The request:
Scan the listing below. Report each line that includes "Transfer".
#### Extracted entries
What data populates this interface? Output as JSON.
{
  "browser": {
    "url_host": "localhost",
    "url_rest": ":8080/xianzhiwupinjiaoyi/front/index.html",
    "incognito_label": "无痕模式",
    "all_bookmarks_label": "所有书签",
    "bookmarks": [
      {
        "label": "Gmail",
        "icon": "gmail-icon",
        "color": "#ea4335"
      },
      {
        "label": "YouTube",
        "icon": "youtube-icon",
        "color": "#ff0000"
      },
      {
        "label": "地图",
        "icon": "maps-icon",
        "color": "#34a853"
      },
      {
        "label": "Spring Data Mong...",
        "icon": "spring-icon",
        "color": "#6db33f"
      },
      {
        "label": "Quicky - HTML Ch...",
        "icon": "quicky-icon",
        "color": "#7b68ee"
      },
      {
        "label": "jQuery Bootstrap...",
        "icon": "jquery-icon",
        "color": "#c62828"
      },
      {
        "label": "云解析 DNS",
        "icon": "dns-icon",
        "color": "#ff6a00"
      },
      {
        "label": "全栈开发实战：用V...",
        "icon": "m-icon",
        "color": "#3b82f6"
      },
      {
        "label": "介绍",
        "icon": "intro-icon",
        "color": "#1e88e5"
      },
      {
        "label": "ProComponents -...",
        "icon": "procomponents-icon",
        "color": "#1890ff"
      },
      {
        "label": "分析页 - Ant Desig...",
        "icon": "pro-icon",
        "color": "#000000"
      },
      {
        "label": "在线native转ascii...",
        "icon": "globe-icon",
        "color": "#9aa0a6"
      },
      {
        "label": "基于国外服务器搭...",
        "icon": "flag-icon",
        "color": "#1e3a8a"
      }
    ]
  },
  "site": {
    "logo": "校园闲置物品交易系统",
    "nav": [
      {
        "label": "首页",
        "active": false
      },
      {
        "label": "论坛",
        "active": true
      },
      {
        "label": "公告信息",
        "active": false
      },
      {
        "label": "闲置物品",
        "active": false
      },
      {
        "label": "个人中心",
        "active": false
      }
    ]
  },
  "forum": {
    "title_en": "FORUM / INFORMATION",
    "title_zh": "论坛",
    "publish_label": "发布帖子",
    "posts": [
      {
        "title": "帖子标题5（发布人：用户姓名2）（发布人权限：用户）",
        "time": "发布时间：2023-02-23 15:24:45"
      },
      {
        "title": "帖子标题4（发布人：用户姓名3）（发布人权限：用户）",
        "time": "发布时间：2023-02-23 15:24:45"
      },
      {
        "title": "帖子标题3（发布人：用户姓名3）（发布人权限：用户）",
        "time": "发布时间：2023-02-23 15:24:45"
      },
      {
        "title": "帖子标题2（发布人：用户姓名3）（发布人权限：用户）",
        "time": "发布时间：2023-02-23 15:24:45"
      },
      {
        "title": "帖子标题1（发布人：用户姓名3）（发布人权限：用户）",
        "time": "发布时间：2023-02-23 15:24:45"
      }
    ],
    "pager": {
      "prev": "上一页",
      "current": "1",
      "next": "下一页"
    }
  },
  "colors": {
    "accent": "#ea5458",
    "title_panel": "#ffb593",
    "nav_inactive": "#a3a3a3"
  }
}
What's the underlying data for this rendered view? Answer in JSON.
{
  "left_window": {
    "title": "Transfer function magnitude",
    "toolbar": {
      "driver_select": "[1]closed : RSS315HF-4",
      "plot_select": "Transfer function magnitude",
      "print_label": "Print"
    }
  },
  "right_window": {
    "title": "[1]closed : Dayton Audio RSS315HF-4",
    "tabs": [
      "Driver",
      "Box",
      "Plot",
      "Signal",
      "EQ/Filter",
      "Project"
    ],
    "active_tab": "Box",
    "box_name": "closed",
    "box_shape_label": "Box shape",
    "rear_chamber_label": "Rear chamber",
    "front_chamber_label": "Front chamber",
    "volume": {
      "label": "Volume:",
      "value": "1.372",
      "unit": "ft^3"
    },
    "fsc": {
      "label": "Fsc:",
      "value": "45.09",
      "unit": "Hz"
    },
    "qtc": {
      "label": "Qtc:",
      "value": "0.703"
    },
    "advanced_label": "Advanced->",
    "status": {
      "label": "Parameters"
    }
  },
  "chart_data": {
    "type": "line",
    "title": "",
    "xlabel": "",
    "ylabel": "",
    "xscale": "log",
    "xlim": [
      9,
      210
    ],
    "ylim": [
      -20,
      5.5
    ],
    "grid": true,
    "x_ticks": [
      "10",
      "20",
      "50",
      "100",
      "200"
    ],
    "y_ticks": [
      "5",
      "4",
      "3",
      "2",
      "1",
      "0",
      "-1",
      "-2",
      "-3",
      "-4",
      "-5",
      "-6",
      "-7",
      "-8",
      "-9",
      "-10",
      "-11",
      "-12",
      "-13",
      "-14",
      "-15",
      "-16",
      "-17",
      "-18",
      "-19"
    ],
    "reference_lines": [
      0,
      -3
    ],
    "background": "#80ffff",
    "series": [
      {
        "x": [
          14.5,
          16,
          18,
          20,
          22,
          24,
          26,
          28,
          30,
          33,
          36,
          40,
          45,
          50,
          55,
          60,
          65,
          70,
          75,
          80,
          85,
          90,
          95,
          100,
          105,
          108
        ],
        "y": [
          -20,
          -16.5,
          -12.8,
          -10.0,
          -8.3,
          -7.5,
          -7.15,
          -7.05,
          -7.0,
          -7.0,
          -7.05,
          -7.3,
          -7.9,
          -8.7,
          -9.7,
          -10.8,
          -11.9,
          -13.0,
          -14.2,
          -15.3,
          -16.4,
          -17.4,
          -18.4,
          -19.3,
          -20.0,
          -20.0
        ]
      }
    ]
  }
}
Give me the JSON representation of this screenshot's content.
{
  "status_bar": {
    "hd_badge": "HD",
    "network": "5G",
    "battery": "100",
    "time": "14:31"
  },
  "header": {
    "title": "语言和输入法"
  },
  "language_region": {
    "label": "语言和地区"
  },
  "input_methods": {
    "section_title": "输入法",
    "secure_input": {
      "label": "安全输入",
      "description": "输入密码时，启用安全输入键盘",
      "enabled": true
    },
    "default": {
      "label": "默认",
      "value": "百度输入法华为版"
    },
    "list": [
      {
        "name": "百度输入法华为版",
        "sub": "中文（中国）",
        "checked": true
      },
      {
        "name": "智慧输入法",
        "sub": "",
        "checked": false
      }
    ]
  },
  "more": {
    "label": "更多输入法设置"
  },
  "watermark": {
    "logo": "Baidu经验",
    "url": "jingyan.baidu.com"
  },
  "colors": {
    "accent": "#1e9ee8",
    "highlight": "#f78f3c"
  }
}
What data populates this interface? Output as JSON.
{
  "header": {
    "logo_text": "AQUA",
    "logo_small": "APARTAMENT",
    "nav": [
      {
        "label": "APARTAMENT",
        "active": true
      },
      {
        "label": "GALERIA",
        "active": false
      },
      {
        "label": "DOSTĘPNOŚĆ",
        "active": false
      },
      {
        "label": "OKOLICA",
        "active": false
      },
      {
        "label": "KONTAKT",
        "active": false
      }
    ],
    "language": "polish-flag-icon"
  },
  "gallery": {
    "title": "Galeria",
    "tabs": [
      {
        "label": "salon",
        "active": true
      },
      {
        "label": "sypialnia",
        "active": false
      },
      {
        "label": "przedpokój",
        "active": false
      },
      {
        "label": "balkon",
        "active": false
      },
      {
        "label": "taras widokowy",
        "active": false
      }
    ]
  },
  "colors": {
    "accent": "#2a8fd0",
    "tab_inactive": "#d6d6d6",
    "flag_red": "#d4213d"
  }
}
########
Worked answer:
    "title": "Transfer function magnitude",
      "plot_select": "Transfer function magnitude",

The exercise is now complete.